Extracted records:
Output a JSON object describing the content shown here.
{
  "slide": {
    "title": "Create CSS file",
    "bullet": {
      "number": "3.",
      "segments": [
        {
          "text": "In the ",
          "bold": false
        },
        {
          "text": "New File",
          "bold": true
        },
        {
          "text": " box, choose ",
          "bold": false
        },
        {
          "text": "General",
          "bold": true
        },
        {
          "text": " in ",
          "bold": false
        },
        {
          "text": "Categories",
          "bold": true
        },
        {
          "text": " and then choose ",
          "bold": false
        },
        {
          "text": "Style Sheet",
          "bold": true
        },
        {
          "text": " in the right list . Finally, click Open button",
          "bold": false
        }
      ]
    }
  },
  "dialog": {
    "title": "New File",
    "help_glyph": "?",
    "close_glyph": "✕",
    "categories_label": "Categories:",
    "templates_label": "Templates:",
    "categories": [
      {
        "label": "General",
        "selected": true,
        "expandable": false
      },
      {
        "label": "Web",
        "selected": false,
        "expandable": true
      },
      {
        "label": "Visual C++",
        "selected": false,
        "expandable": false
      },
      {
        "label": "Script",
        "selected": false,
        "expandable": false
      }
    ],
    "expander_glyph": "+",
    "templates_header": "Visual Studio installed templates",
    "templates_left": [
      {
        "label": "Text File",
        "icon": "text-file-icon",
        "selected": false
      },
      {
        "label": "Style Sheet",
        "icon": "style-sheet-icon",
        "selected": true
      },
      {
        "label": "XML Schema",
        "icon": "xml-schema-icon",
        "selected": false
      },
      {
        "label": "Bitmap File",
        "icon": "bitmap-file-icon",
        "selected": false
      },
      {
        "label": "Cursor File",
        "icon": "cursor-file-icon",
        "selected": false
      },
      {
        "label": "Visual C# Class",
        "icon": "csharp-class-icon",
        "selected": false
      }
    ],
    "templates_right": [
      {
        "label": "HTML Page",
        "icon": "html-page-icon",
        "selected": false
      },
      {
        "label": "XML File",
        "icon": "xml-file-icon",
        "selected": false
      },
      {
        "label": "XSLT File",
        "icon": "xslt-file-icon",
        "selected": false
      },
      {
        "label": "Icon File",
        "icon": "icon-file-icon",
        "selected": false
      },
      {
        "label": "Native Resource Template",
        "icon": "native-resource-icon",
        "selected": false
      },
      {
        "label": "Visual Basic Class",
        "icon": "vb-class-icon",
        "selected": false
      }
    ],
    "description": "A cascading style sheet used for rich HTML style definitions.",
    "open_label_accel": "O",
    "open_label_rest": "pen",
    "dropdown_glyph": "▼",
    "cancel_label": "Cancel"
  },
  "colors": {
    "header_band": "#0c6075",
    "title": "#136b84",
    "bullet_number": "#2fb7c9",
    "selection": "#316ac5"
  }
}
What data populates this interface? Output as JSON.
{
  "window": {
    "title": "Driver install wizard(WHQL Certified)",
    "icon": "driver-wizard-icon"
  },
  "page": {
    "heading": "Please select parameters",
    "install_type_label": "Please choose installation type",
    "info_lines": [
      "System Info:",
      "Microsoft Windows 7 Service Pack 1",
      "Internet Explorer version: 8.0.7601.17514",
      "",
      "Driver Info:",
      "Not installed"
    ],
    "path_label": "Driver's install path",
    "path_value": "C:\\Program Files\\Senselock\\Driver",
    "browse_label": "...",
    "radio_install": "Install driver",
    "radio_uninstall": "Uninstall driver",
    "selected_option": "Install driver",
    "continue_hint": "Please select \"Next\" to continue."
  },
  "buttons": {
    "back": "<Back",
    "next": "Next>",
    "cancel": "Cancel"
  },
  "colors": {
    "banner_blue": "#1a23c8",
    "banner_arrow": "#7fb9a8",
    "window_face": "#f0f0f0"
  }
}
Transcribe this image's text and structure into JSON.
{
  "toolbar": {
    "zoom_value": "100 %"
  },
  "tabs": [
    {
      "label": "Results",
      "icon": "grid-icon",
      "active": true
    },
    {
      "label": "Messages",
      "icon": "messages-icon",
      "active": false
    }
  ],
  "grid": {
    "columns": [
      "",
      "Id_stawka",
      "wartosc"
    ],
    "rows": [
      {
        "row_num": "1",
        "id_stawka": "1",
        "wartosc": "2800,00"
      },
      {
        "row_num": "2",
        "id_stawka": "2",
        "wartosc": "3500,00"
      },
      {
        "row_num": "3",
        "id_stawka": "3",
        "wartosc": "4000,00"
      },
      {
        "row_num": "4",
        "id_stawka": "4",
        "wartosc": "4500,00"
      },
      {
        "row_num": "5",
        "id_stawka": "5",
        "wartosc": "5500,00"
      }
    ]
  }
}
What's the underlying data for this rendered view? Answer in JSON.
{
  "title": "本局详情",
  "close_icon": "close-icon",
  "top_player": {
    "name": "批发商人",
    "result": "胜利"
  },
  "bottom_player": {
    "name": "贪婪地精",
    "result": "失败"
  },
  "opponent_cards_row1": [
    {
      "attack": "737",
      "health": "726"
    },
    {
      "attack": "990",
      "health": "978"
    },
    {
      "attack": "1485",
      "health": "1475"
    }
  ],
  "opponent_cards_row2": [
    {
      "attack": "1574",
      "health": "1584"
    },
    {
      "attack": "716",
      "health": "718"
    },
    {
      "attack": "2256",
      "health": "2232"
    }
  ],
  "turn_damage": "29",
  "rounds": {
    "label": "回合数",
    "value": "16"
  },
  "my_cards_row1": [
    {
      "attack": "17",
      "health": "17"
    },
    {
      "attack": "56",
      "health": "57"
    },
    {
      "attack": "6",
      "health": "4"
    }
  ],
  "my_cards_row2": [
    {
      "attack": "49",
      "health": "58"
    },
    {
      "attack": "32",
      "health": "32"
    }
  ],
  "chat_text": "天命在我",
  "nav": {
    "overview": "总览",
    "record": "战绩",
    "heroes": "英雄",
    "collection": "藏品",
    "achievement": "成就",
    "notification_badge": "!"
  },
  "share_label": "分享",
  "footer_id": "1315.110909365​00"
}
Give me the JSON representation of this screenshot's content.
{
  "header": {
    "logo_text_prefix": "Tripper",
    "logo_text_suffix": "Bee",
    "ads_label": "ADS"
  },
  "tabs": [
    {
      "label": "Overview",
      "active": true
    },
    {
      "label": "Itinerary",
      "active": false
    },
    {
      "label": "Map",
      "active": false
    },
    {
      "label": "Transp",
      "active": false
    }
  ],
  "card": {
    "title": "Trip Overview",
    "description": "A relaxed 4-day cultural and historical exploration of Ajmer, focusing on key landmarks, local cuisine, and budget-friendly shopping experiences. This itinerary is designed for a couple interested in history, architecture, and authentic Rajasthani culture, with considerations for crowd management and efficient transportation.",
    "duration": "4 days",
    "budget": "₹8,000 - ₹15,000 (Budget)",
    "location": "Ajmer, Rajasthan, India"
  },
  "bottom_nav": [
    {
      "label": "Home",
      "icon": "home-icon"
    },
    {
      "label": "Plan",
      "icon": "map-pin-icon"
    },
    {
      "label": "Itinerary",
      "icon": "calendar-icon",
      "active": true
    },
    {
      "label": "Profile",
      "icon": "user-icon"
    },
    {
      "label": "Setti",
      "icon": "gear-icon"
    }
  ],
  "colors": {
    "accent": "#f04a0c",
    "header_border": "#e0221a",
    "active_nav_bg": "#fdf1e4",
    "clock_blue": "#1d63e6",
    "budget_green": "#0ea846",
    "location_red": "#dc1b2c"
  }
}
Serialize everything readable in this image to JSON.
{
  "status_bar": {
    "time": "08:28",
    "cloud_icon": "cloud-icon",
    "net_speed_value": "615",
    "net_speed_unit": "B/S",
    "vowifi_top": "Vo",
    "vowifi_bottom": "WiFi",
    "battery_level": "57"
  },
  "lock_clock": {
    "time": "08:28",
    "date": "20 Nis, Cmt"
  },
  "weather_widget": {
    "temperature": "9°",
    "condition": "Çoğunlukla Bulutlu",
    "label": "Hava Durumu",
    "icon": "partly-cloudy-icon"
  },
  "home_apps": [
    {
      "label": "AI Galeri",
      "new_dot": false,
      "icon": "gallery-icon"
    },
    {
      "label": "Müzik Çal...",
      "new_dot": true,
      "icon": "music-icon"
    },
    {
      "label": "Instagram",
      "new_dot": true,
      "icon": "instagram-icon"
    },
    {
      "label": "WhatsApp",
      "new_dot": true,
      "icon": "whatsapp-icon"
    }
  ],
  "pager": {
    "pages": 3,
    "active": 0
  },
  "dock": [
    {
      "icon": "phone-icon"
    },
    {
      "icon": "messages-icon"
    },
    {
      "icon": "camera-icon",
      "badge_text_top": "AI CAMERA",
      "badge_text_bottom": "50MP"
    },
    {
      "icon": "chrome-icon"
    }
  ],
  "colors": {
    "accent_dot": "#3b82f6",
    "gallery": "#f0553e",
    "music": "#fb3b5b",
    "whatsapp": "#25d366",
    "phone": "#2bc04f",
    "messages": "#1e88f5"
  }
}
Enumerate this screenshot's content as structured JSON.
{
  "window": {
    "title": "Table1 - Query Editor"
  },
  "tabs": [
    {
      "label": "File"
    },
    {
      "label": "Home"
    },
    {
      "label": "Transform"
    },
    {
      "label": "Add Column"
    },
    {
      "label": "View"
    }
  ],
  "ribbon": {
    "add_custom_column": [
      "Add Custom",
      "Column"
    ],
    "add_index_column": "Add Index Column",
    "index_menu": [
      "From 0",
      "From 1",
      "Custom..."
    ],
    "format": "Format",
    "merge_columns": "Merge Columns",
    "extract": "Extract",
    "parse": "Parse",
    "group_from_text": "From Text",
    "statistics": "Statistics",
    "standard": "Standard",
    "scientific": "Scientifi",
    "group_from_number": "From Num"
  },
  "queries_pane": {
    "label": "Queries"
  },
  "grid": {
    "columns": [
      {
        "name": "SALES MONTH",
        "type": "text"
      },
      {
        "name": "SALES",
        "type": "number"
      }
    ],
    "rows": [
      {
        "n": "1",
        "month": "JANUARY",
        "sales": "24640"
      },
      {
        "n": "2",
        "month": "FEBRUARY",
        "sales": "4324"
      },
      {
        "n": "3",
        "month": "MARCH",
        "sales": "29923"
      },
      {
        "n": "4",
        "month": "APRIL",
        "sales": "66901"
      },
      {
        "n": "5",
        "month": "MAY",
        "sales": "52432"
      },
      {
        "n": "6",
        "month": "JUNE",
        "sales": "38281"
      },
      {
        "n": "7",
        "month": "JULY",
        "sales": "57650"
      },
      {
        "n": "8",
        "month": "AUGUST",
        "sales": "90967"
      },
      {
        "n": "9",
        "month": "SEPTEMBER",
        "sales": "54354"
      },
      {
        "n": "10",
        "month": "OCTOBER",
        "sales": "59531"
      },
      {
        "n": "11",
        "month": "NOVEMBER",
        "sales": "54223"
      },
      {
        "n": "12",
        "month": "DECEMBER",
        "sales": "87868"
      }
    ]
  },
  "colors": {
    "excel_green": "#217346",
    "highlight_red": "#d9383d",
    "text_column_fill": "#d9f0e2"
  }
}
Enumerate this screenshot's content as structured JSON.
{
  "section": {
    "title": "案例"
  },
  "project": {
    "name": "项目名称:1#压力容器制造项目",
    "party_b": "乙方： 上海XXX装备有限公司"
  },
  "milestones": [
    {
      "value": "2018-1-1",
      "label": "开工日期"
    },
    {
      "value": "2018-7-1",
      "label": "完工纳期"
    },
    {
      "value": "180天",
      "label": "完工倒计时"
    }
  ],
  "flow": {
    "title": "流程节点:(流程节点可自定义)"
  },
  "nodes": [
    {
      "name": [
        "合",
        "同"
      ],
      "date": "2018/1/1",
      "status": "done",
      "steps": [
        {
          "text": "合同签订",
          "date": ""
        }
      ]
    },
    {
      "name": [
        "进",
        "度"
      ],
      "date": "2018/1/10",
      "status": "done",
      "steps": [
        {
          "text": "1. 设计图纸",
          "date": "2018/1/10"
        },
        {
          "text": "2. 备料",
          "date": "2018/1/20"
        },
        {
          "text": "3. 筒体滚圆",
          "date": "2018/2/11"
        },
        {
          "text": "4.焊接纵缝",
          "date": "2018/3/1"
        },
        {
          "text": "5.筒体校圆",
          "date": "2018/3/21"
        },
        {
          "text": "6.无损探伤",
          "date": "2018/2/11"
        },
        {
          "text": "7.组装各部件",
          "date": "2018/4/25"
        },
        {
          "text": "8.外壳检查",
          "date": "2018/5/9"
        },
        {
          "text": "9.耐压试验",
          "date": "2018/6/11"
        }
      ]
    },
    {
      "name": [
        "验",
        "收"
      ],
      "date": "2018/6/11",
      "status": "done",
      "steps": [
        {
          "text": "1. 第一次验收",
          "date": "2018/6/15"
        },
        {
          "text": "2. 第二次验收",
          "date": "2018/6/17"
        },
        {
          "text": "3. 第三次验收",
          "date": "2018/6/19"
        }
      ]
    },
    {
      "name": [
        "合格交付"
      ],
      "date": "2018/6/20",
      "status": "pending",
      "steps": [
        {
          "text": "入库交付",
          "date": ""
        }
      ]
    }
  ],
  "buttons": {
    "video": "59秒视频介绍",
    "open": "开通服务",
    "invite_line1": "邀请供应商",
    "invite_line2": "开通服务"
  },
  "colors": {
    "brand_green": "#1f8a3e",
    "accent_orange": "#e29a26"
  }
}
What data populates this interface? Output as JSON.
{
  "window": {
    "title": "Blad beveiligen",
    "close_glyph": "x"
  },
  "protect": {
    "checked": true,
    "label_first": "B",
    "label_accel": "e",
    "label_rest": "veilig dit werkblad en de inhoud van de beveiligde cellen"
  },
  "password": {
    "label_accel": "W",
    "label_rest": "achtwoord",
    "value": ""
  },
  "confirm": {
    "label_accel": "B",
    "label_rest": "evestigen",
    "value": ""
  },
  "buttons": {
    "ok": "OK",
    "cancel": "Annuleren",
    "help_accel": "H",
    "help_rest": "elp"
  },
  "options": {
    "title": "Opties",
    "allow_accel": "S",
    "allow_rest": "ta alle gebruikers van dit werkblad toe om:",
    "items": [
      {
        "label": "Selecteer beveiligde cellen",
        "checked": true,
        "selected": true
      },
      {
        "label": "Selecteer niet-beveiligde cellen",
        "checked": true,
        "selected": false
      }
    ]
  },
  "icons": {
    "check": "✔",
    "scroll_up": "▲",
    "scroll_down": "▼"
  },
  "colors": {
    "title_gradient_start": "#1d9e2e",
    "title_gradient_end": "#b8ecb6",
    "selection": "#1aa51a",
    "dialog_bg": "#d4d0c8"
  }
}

Exercise description. Set out every line from the material that contains the string "Visual".

Answer to this problem.
        "label": "Visual C++",
    "templates_header": "Visual Studio installed templates",
        "label": "Visual C# Class",
        "label": "Visual Basic Class",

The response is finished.